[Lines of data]

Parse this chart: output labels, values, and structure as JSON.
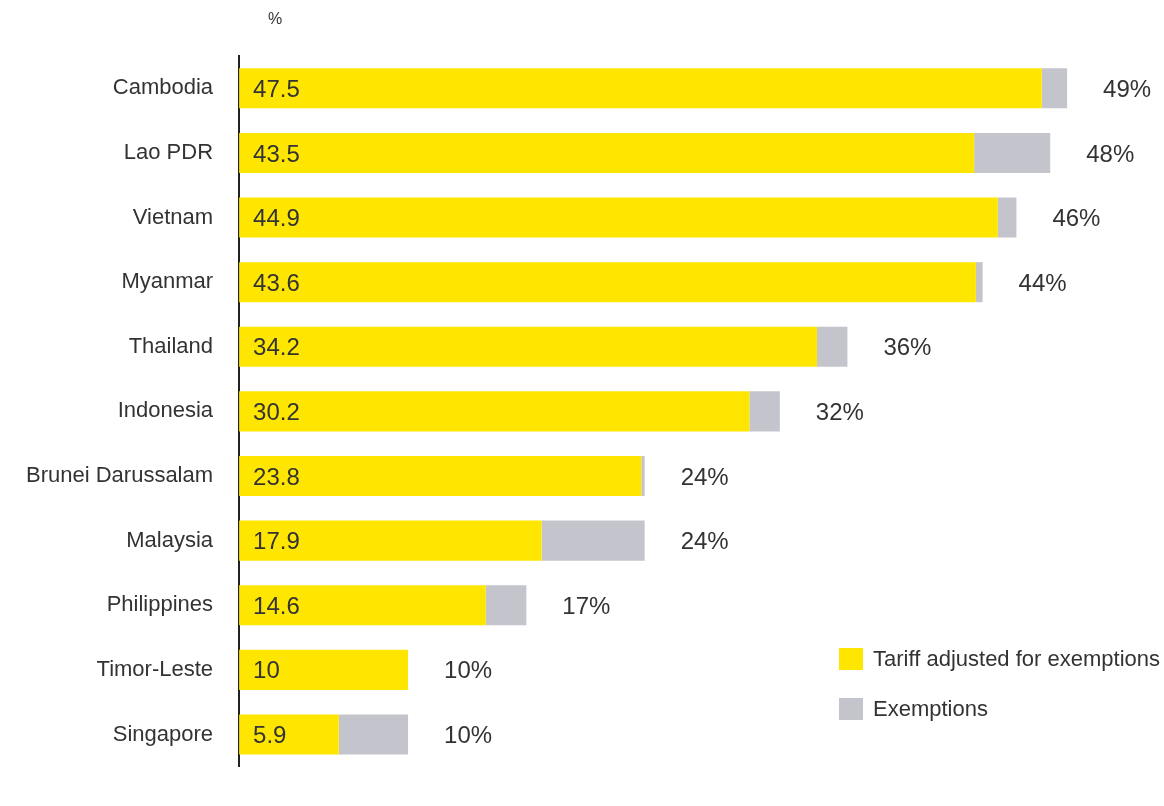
{
  "chart_data": {
    "type": "bar",
    "orientation": "horizontal",
    "stacked": true,
    "xlabel": "%",
    "categories": [
      "Cambodia",
      "Lao PDR",
      "Vietnam",
      "Myanmar",
      "Thailand",
      "Indonesia",
      "Brunei Darussalam",
      "Malaysia",
      "Philippines",
      "Timor-Leste",
      "Singapore"
    ],
    "series": [
      {
        "name": "Tariff adjusted for exemptions",
        "color": "#ffe600",
        "values": [
          47.5,
          43.5,
          44.9,
          43.6,
          34.2,
          30.2,
          23.8,
          17.9,
          14.6,
          10,
          5.9
        ],
        "value_labels": [
          "47.5",
          "43.5",
          "44.9",
          "43.6",
          "34.2",
          "30.2",
          "23.8",
          "17.9",
          "14.6",
          "10",
          "5.9"
        ]
      },
      {
        "name": "Exemptions",
        "color": "#c4c4cd",
        "values": [
          1.5,
          4.5,
          1.1,
          0.4,
          1.8,
          1.8,
          0.2,
          6.1,
          2.4,
          0,
          4.1
        ]
      }
    ],
    "totals": [
      "49%",
      "48%",
      "46%",
      "44%",
      "36%",
      "32%",
      "24%",
      "24%",
      "17%",
      "10%",
      "10%"
    ],
    "legend": "bottom right"
  }
}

> _SET PROBLEM_
Restate the whole listing above exactly, please, omitting every image.

> _WRITTEN RESPONSE_
Parse this chart: output labels, values, and structure as JSON.
{
  "chart_data": {
    "type": "bar",
    "orientation": "horizontal",
    "stacked": true,
    "xlabel": "%",
    "categories": [
      "Cambodia",
      "Lao PDR",
      "Vietnam",
      "Myanmar",
      "Thailand",
      "Indonesia",
      "Brunei Darussalam",
      "Malaysia",
      "Philippines",
      "Timor-Leste",
      "Singapore"
    ],
    "series": [
      {
        "name": "Tariff adjusted for exemptions",
        "color": "#ffe600",
        "values": [
          47.5,
          43.5,
          44.9,
          43.6,
          34.2,
          30.2,
          23.8,
          17.9,
          14.6,
          10,
          5.9
        ],
        "value_labels": [
          "47.5",
          "43.5",
          "44.9",
          "43.6",
          "34.2",
          "30.2",
          "23.8",
          "17.9",
          "14.6",
          "10",
          "5.9"
        ]
      },
      {
        "name": "Exemptions",
        "color": "#c4c4cd",
        "values": [
          1.5,
          4.5,
          1.1,
          0.4,
          1.8,
          1.8,
          0.2,
          6.1,
          2.4,
          0,
          4.1
        ]
      }
    ],
    "totals": [
      "49%",
      "48%",
      "46%",
      "44%",
      "36%",
      "32%",
      "24%",
      "24%",
      "17%",
      "10%",
      "10%"
    ],
    "legend": "bottom right"
  }
}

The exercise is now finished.